Direction: Copy every line of the records below without changing a single character, and omit the pictures from your answer.

Data records:
* * * * * * * * *

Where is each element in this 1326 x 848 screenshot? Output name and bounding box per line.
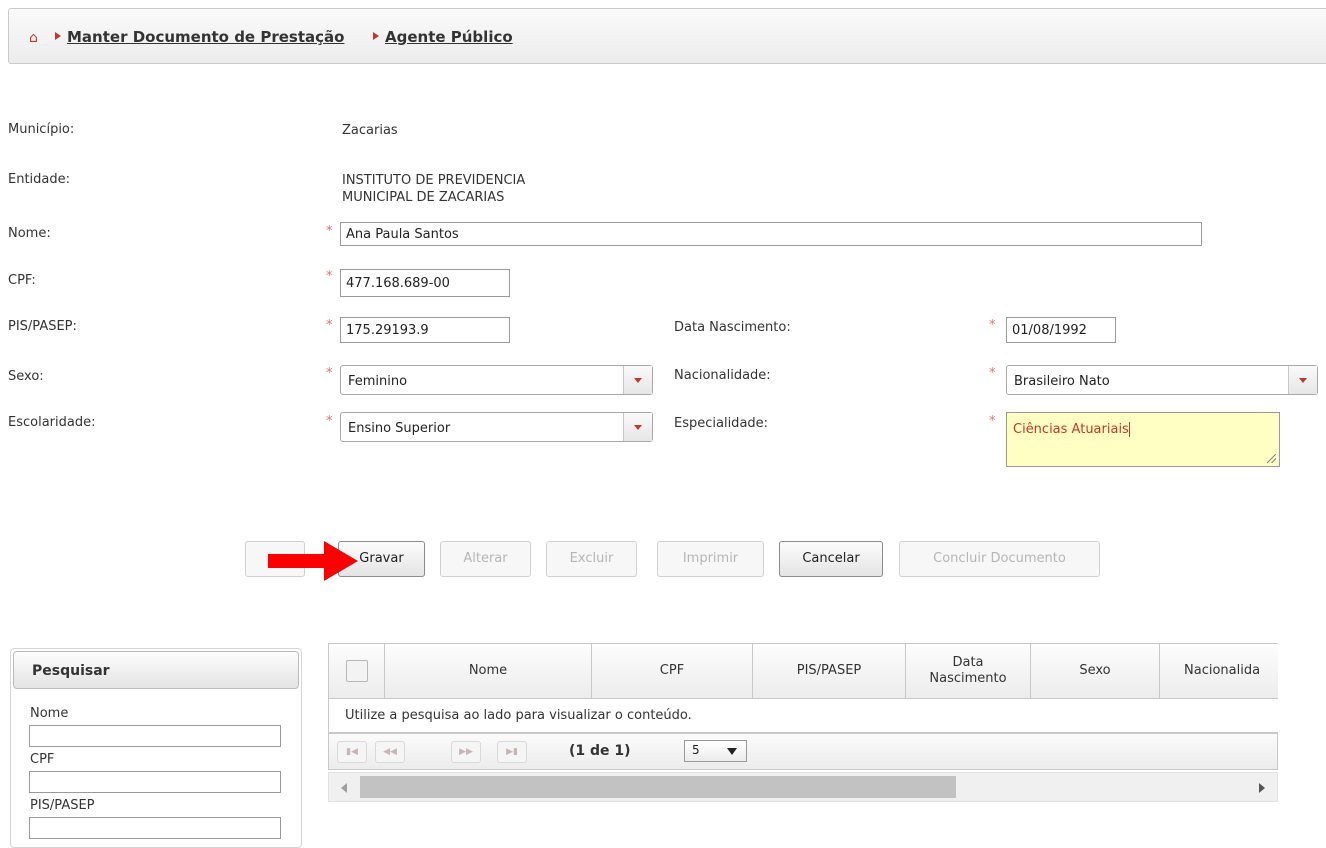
required-marker: *: [989, 318, 996, 333]
required-marker: *: [326, 224, 333, 239]
nome-input[interactable]: Ana Paula Santos: [340, 222, 1202, 246]
page-report: (1 de 1): [569, 743, 631, 759]
select-all-header: [328, 643, 385, 699]
especialidade-label: Especialidade:: [674, 416, 769, 431]
data-nascimento-label: Data Nascimento:: [674, 320, 791, 335]
search-pis-pasep-input[interactable]: [29, 817, 281, 839]
search-panel-title[interactable]: Pesquisar: [13, 651, 299, 689]
nome-label: Nome:: [8, 226, 51, 241]
column-header-pis-pasep[interactable]: PIS/PASEP: [753, 643, 906, 699]
entidade-value-line1: INSTITUTO DE PREVIDENCIA: [342, 173, 526, 188]
red-arrow-annotation: [268, 541, 358, 581]
breadcrumb-separator-icon: [373, 32, 379, 40]
cpf-label: CPF:: [8, 273, 36, 288]
municipio-value: Zacarias: [342, 123, 398, 138]
nacionalidade-selected-value: Brasileiro Nato: [1014, 374, 1110, 389]
cpf-input[interactable]: 477.168.689-00: [340, 269, 510, 297]
required-marker: *: [326, 414, 333, 429]
entidade-label: Entidade:: [8, 172, 71, 187]
nacionalidade-dropdown-button[interactable]: [1288, 366, 1317, 394]
chevron-down-icon: [727, 748, 737, 755]
rows-per-page-select[interactable]: 5: [684, 740, 747, 762]
required-marker: *: [326, 366, 333, 381]
chevron-down-icon: [1299, 378, 1307, 383]
especialidade-text: Ciências Atuariais: [1013, 422, 1129, 437]
nacionalidade-label: Nacionalidade:: [674, 368, 771, 383]
scroll-left-icon[interactable]: [341, 783, 347, 793]
column-header-sexo[interactable]: Sexo: [1031, 643, 1160, 699]
breadcrumb-separator-icon: [55, 32, 61, 40]
search-nome-label: Nome: [30, 706, 69, 721]
chevron-down-icon: [634, 378, 642, 383]
alterar-button[interactable]: Alterar: [440, 541, 531, 577]
resize-grip-icon[interactable]: [1267, 454, 1276, 463]
municipio-label: Município:: [8, 122, 75, 137]
escolaridade-label: Escolaridade:: [8, 415, 96, 430]
scroll-right-icon[interactable]: [1259, 783, 1265, 793]
column-header-data-nascimento[interactable]: Data Nascimento: [906, 643, 1031, 699]
search-cpf-input[interactable]: [29, 771, 281, 793]
excluir-button[interactable]: Excluir: [546, 541, 637, 577]
paginator: ▮◀ ◀◀ ▶▶ ▶▮ (1 de 1) 5: [328, 733, 1278, 770]
cancelar-button[interactable]: Cancelar: [779, 541, 883, 577]
text-cursor: [1128, 422, 1130, 437]
chevron-down-icon: [634, 425, 642, 430]
breadcrumb-link-documento[interactable]: Manter Documento de Prestação: [67, 28, 344, 46]
rows-per-page-value: 5: [692, 743, 700, 757]
required-marker: *: [326, 318, 333, 333]
sexo-selected-value: Feminino: [348, 374, 408, 389]
table-empty-message: Utilize a pesquisa ao lado para visualiz…: [328, 699, 1278, 733]
sexo-select[interactable]: Feminino: [340, 365, 653, 395]
required-marker: *: [989, 366, 996, 381]
breadcrumb-link-agente[interactable]: Agente Público: [385, 28, 513, 46]
especialidade-textarea[interactable]: Ciências Atuariais: [1006, 412, 1280, 467]
escolaridade-selected-value: Ensino Superior: [348, 421, 451, 436]
required-marker: *: [326, 269, 333, 284]
column-header-cpf[interactable]: CPF: [592, 643, 753, 699]
data-nascimento-input[interactable]: 01/08/1992: [1006, 317, 1116, 343]
previous-page-button[interactable]: ◀◀: [375, 741, 405, 763]
required-marker: *: [989, 414, 996, 429]
imprimir-button[interactable]: Imprimir: [657, 541, 764, 577]
concluir-documento-button[interactable]: Concluir Documento: [899, 541, 1100, 577]
escolaridade-dropdown-button[interactable]: [623, 413, 652, 441]
search-cpf-label: CPF: [30, 752, 55, 767]
scrollbar-thumb[interactable]: [360, 776, 956, 798]
column-header-nacionalidade[interactable]: Nacionalida: [1160, 643, 1278, 699]
first-page-button[interactable]: ▮◀: [337, 741, 367, 763]
search-nome-input[interactable]: [29, 725, 281, 747]
column-header-nome[interactable]: Nome: [385, 643, 592, 699]
pis-pasep-label: PIS/PASEP:: [8, 319, 77, 334]
home-icon[interactable]: ⌂: [29, 30, 38, 46]
next-page-button[interactable]: ▶▶: [451, 741, 481, 763]
nacionalidade-select[interactable]: Brasileiro Nato: [1006, 365, 1318, 395]
breadcrumb: ⌂ Manter Documento de Prestação Agente P…: [8, 8, 1326, 64]
pis-pasep-input[interactable]: 175.29193.9: [340, 317, 510, 343]
last-page-button[interactable]: ▶▮: [497, 741, 527, 763]
search-pis-pasep-label: PIS/PASEP: [30, 798, 95, 813]
escolaridade-select[interactable]: Ensino Superior: [340, 412, 653, 442]
sexo-label: Sexo:: [8, 369, 44, 384]
entidade-value-line2: MUNICIPAL DE ZACARIAS: [342, 190, 505, 205]
select-all-checkbox[interactable]: [345, 660, 368, 682]
horizontal-scrollbar[interactable]: [328, 772, 1278, 802]
sexo-dropdown-button[interactable]: [623, 366, 652, 394]
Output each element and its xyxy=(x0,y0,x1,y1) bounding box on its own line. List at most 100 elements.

* * * * * * * * *

Output:
Where is each element in this 1326 x 848 screenshot? Output name and bounding box per line.
required-marker: *: [989, 318, 996, 333]
required-marker: *: [326, 224, 333, 239]
nome-input[interactable]: Ana Paula Santos: [340, 222, 1202, 246]
page-report: (1 de 1): [569, 743, 631, 759]
select-all-header: [328, 643, 385, 699]
especialidade-label: Especialidade:: [674, 416, 769, 431]
data-nascimento-label: Data Nascimento:: [674, 320, 791, 335]
search-pis-pasep-input[interactable]: [29, 817, 281, 839]
search-panel-title[interactable]: Pesquisar: [13, 651, 299, 689]
nome-label: Nome:: [8, 226, 51, 241]
column-header-pis-pasep[interactable]: PIS/PASEP: [753, 643, 906, 699]
entidade-value-line1: INSTITUTO DE PREVIDENCIA: [342, 173, 526, 188]
red-arrow-annotation: [268, 541, 358, 581]
breadcrumb-separator-icon: [373, 32, 379, 40]
cpf-label: CPF:: [8, 273, 36, 288]
municipio-value: Zacarias: [342, 123, 398, 138]
nacionalidade-selected-value: Brasileiro Nato: [1014, 374, 1110, 389]
cpf-input[interactable]: 477.168.689-00: [340, 269, 510, 297]
required-marker: *: [326, 414, 333, 429]
entidade-label: Entidade:: [8, 172, 71, 187]
nacionalidade-dropdown-button[interactable]: [1288, 366, 1317, 394]
chevron-down-icon: [727, 748, 737, 755]
rows-per-page-select[interactable]: 5: [684, 740, 747, 762]
required-marker: *: [326, 366, 333, 381]
chevron-down-icon: [1299, 378, 1307, 383]
especialidade-text: Ciências Atuariais: [1013, 422, 1129, 437]
nacionalidade-label: Nacionalidade:: [674, 368, 771, 383]
scroll-left-icon[interactable]: [341, 783, 347, 793]
column-header-sexo[interactable]: Sexo: [1031, 643, 1160, 699]
breadcrumb-separator-icon: [55, 32, 61, 40]
search-nome-label: Nome: [30, 706, 69, 721]
chevron-down-icon: [634, 378, 642, 383]
alterar-button[interactable]: Alterar: [440, 541, 531, 577]
resize-grip-icon[interactable]: [1267, 454, 1276, 463]
municipio-label: Município:: [8, 122, 75, 137]
escolaridade-label: Escolaridade:: [8, 415, 96, 430]
scroll-right-icon[interactable]: [1259, 783, 1265, 793]
column-header-data-nascimento[interactable]: Data Nascimento: [906, 643, 1031, 699]
search-cpf-input[interactable]: [29, 771, 281, 793]
excluir-button[interactable]: Excluir: [546, 541, 637, 577]
paginator: ▮◀ ◀◀ ▶▶ ▶▮ (1 de 1) 5: [328, 733, 1278, 770]
cancelar-button[interactable]: Cancelar: [779, 541, 883, 577]
text-cursor: [1128, 422, 1130, 437]
chevron-down-icon: [634, 425, 642, 430]
breadcrumb-link-documento[interactable]: Manter Documento de Prestação: [67, 28, 344, 46]
rows-per-page-value: 5: [692, 743, 700, 757]
required-marker: *: [326, 318, 333, 333]
sexo-selected-value: Feminino: [348, 374, 408, 389]
table-empty-message: Utilize a pesquisa ao lado para visualiz…: [328, 699, 1278, 733]
sexo-select[interactable]: Feminino: [340, 365, 653, 395]
required-marker: *: [989, 366, 996, 381]
breadcrumb-link-agente[interactable]: Agente Público: [385, 28, 513, 46]
especialidade-textarea[interactable]: Ciências Atuariais: [1006, 412, 1280, 467]
escolaridade-selected-value: Ensino Superior: [348, 421, 451, 436]
required-marker: *: [326, 269, 333, 284]
column-header-cpf[interactable]: CPF: [592, 643, 753, 699]
data-nascimento-input[interactable]: 01/08/1992: [1006, 317, 1116, 343]
previous-page-button[interactable]: ◀◀: [375, 741, 405, 763]
required-marker: *: [989, 414, 996, 429]
imprimir-button[interactable]: Imprimir: [657, 541, 764, 577]
concluir-documento-button[interactable]: Concluir Documento: [899, 541, 1100, 577]
escolaridade-dropdown-button[interactable]: [623, 413, 652, 441]
search-cpf-label: CPF: [30, 752, 55, 767]
scrollbar-thumb[interactable]: [360, 776, 956, 798]
column-header-nacionalidade[interactable]: Nacionalida: [1160, 643, 1278, 699]
first-page-button[interactable]: ▮◀: [337, 741, 367, 763]
search-nome-input[interactable]: [29, 725, 281, 747]
column-header-nome[interactable]: Nome: [385, 643, 592, 699]
pis-pasep-label: PIS/PASEP:: [8, 319, 77, 334]
home-icon[interactable]: ⌂: [29, 30, 38, 46]
next-page-button[interactable]: ▶▶: [451, 741, 481, 763]
nacionalidade-select[interactable]: Brasileiro Nato: [1006, 365, 1318, 395]
breadcrumb: ⌂ Manter Documento de Prestação Agente P…: [8, 8, 1326, 64]
pis-pasep-input[interactable]: 175.29193.9: [340, 317, 510, 343]
last-page-button[interactable]: ▶▮: [497, 741, 527, 763]
search-pis-pasep-label: PIS/PASEP: [30, 798, 95, 813]
escolaridade-select[interactable]: Ensino Superior: [340, 412, 653, 442]
sexo-label: Sexo:: [8, 369, 44, 384]
entidade-value-line2: MUNICIPAL DE ZACARIAS: [342, 190, 505, 205]
select-all-checkbox[interactable]: [345, 660, 368, 682]
horizontal-scrollbar[interactable]: [328, 772, 1278, 802]
sexo-dropdown-button[interactable]: [623, 366, 652, 394]
Output each element and its xyxy=(x0,y0,x1,y1) bounding box on its own line. List at most 100 elements.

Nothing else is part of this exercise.